## WHAT YOU HAVE TO DO
All of the data below must be repeated exactly.
»»
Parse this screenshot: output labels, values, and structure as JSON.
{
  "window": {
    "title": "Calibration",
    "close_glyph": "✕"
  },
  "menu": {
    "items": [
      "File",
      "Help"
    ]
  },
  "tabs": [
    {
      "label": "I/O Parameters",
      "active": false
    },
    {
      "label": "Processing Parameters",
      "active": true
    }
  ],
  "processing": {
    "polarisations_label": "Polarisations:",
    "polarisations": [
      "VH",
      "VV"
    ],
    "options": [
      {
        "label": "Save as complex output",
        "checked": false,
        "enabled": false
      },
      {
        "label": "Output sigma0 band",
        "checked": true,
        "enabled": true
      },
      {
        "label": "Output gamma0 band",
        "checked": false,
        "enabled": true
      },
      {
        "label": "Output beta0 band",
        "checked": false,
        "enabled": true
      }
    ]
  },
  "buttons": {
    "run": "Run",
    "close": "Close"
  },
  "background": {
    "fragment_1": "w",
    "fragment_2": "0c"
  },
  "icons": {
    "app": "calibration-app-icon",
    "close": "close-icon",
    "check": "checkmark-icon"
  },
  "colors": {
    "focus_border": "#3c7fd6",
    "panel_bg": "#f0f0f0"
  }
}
««
## OUTPUT OF THE TASK
Parse this screenshot: output labels, values, and structure as JSON.
{
  "window": {
    "title": "Calibration",
    "close_glyph": "✕"
  },
  "menu": {
    "items": [
      "File",
      "Help"
    ]
  },
  "tabs": [
    {
      "label": "I/O Parameters",
      "active": false
    },
    {
      "label": "Processing Parameters",
      "active": true
    }
  ],
  "processing": {
    "polarisations_label": "Polarisations:",
    "polarisations": [
      "VH",
      "VV"
    ],
    "options": [
      {
        "label": "Save as complex output",
        "checked": false,
        "enabled": false
      },
      {
        "label": "Output sigma0 band",
        "checked": true,
        "enabled": true
      },
      {
        "label": "Output gamma0 band",
        "checked": false,
        "enabled": true
      },
      {
        "label": "Output beta0 band",
        "checked": false,
        "enabled": true
      }
    ]
  },
  "buttons": {
    "run": "Run",
    "close": "Close"
  },
  "background": {
    "fragment_1": "w",
    "fragment_2": "0c"
  },
  "icons": {
    "app": "calibration-app-icon",
    "close": "close-icon",
    "check": "checkmark-icon"
  },
  "colors": {
    "focus_border": "#3c7fd6",
    "panel_bg": "#f0f0f0"
  }
}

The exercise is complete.